WHAT TO WORK ON: Every entry here needs to be repeated exactly.
--- Begin RECORDS TO PROCESS ---
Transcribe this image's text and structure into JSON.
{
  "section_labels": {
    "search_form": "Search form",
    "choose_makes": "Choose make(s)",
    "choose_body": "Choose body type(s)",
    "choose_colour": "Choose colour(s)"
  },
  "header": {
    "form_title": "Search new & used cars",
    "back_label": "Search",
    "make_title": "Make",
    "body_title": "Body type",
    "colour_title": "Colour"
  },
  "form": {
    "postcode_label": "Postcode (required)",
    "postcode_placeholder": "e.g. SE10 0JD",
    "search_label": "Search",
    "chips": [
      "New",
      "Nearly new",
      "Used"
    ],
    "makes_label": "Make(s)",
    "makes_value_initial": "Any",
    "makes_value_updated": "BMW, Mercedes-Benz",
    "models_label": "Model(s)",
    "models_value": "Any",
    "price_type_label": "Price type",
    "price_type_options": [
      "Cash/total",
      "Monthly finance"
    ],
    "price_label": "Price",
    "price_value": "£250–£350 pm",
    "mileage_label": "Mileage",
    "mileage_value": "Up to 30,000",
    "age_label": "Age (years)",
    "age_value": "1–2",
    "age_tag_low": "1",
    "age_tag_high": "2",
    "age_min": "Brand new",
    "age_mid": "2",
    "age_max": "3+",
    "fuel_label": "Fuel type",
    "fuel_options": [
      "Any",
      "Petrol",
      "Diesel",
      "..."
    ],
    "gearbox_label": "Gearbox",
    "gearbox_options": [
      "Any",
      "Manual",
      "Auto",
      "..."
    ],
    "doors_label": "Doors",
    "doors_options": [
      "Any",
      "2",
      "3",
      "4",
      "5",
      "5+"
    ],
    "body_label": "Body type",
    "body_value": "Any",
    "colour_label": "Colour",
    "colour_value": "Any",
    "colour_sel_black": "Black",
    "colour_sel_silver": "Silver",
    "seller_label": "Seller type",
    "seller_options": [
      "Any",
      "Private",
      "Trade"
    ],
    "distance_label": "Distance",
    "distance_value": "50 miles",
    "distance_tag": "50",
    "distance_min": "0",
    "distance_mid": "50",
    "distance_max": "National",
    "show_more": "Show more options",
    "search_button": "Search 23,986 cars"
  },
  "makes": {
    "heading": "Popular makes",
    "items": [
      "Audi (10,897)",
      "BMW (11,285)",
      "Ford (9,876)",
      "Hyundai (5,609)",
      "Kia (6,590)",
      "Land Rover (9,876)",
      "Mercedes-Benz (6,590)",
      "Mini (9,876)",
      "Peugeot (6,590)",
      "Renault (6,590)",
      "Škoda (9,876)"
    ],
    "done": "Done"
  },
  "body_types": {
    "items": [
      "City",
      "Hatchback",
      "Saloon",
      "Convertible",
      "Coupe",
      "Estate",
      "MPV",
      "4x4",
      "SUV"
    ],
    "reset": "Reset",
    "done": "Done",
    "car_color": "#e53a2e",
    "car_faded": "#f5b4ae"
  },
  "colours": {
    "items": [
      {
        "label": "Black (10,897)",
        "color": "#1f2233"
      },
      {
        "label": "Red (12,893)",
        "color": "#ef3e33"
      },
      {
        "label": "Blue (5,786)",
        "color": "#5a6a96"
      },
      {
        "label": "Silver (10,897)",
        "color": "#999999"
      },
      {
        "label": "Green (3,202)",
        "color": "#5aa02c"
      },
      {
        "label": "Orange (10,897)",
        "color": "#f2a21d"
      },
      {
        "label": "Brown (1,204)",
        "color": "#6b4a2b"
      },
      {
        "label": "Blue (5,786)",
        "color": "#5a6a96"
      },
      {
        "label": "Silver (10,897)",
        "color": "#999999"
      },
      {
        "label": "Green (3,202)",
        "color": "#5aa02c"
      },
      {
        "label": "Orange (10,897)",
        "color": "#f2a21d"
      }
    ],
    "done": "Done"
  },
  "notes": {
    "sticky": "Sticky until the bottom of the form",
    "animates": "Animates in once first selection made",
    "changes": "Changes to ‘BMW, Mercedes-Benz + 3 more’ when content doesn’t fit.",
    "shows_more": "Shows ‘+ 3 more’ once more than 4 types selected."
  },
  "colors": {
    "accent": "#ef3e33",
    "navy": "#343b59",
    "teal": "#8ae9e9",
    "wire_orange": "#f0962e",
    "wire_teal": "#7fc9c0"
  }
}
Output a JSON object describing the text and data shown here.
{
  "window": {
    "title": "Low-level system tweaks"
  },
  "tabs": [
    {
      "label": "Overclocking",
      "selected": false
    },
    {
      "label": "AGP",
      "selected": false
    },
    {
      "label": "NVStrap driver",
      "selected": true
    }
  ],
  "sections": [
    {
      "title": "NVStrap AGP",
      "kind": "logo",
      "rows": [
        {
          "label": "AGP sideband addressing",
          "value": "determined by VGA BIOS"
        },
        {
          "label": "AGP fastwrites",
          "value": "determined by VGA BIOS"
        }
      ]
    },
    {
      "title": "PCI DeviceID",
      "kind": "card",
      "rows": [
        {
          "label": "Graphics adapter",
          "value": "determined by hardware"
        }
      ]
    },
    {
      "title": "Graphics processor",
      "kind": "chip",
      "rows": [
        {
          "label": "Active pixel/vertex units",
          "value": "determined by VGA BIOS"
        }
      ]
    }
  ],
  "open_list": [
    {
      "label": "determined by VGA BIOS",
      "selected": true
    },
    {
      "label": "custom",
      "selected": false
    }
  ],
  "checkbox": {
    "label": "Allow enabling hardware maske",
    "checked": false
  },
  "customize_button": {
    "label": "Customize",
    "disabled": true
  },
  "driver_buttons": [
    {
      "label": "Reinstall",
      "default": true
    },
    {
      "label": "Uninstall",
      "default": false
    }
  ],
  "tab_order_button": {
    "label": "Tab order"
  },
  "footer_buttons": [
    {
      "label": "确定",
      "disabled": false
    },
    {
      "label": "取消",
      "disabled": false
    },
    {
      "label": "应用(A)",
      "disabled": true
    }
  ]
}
--- End RECORDS TO PROCESS ---
RIGHT ANSWER:
Transcribe this image's text and structure into JSON.
{
  "section_labels": {
    "search_form": "Search form",
    "choose_makes": "Choose make(s)",
    "choose_body": "Choose body type(s)",
    "choose_colour": "Choose colour(s)"
  },
  "header": {
    "form_title": "Search new & used cars",
    "back_label": "Search",
    "make_title": "Make",
    "body_title": "Body type",
    "colour_title": "Colour"
  },
  "form": {
    "postcode_label": "Postcode (required)",
    "postcode_placeholder": "e.g. SE10 0JD",
    "search_label": "Search",
    "chips": [
      "New",
      "Nearly new",
      "Used"
    ],
    "makes_label": "Make(s)",
    "makes_value_initial": "Any",
    "makes_value_updated": "BMW, Mercedes-Benz",
    "models_label": "Model(s)",
    "models_value": "Any",
    "price_type_label": "Price type",
    "price_type_options": [
      "Cash/total",
      "Monthly finance"
    ],
    "price_label": "Price",
    "price_value": "£250–£350 pm",
    "mileage_label": "Mileage",
    "mileage_value": "Up to 30,000",
    "age_label": "Age (years)",
    "age_value": "1–2",
    "age_tag_low": "1",
    "age_tag_high": "2",
    "age_min": "Brand new",
    "age_mid": "2",
    "age_max": "3+",
    "fuel_label": "Fuel type",
    "fuel_options": [
      "Any",
      "Petrol",
      "Diesel",
      "..."
    ],
    "gearbox_label": "Gearbox",
    "gearbox_options": [
      "Any",
      "Manual",
      "Auto",
      "..."
    ],
    "doors_label": "Doors",
    "doors_options": [
      "Any",
      "2",
      "3",
      "4",
      "5",
      "5+"
    ],
    "body_label": "Body type",
    "body_value": "Any",
    "colour_label": "Colour",
    "colour_value": "Any",
    "colour_sel_black": "Black",
    "colour_sel_silver": "Silver",
    "seller_label": "Seller type",
    "seller_options": [
      "Any",
      "Private",
      "Trade"
    ],
    "distance_label": "Distance",
    "distance_value": "50 miles",
    "distance_tag": "50",
    "distance_min": "0",
    "distance_mid": "50",
    "distance_max": "National",
    "show_more": "Show more options",
    "search_button": "Search 23,986 cars"
  },
  "makes": {
    "heading": "Popular makes",
    "items": [
      "Audi (10,897)",
      "BMW (11,285)",
      "Ford (9,876)",
      "Hyundai (5,609)",
      "Kia (6,590)",
      "Land Rover (9,876)",
      "Mercedes-Benz (6,590)",
      "Mini (9,876)",
      "Peugeot (6,590)",
      "Renault (6,590)",
      "Škoda (9,876)"
    ],
    "done": "Done"
  },
  "body_types": {
    "items": [
      "City",
      "Hatchback",
      "Saloon",
      "Convertible",
      "Coupe",
      "Estate",
      "MPV",
      "4x4",
      "SUV"
    ],
    "reset": "Reset",
    "done": "Done",
    "car_color": "#e53a2e",
    "car_faded": "#f5b4ae"
  },
  "colours": {
    "items": [
      {
        "label": "Black (10,897)",
        "color": "#1f2233"
      },
      {
        "label": "Red (12,893)",
        "color": "#ef3e33"
      },
      {
        "label": "Blue (5,786)",
        "color": "#5a6a96"
      },
      {
        "label": "Silver (10,897)",
        "color": "#999999"
      },
      {
        "label": "Green (3,202)",
        "color": "#5aa02c"
      },
      {
        "label": "Orange (10,897)",
        "color": "#f2a21d"
      },
      {
        "label": "Brown (1,204)",
        "color": "#6b4a2b"
      },
      {
        "label": "Blue (5,786)",
        "color": "#5a6a96"
      },
      {
        "label": "Silver (10,897)",
        "color": "#999999"
      },
      {
        "label": "Green (3,202)",
        "color": "#5aa02c"
      },
      {
        "label": "Orange (10,897)",
        "color": "#f2a21d"
      }
    ],
    "done": "Done"
  },
  "notes": {
    "sticky": "Sticky until the bottom of the form",
    "animates": "Animates in once first selection made",
    "changes": "Changes to ‘BMW, Mercedes-Benz + 3 more’ when content doesn’t fit.",
    "shows_more": "Shows ‘+ 3 more’ once more than 4 types selected."
  },
  "colors": {
    "accent": "#ef3e33",
    "navy": "#343b59",
    "teal": "#8ae9e9",
    "wire_orange": "#f0962e",
    "wire_teal": "#7fc9c0"
  }
}
Output a JSON object describing the text and data shown here.
{
  "window": {
    "title": "Low-level system tweaks"
  },
  "tabs": [
    {
      "label": "Overclocking",
      "selected": false
    },
    {
      "label": "AGP",
      "selected": false
    },
    {
      "label": "NVStrap driver",
      "selected": true
    }
  ],
  "sections": [
    {
      "title": "NVStrap AGP",
      "kind": "logo",
      "rows": [
        {
          "label": "AGP sideband addressing",
          "value": "determined by VGA BIOS"
        },
        {
          "label": "AGP fastwrites",
          "value": "determined by VGA BIOS"
        }
      ]
    },
    {
      "title": "PCI DeviceID",
      "kind": "card",
      "rows": [
        {
          "label": "Graphics adapter",
          "value": "determined by hardware"
        }
      ]
    },
    {
      "title": "Graphics processor",
      "kind": "chip",
      "rows": [
        {
          "label": "Active pixel/vertex units",
          "value": "determined by VGA BIOS"
        }
      ]
    }
  ],
  "open_list": [
    {
      "label": "determined by VGA BIOS",
      "selected": true
    },
    {
      "label": "custom",
      "selected": false
    }
  ],
  "checkbox": {
    "label": "Allow enabling hardware maske",
    "checked": false
  },
  "customize_button": {
    "label": "Customize",
    "disabled": true
  },
  "driver_buttons": [
    {
      "label": "Reinstall",
      "default": true
    },
    {
      "label": "Uninstall",
      "default": false
    }
  ],
  "tab_order_button": {
    "label": "Tab order"
  },
  "footer_buttons": [
    {
      "label": "确定",
      "disabled": false
    },
    {
      "label": "取消",
      "disabled": false
    },
    {
      "label": "应用(A)",
      "disabled": true
    }
  ]
}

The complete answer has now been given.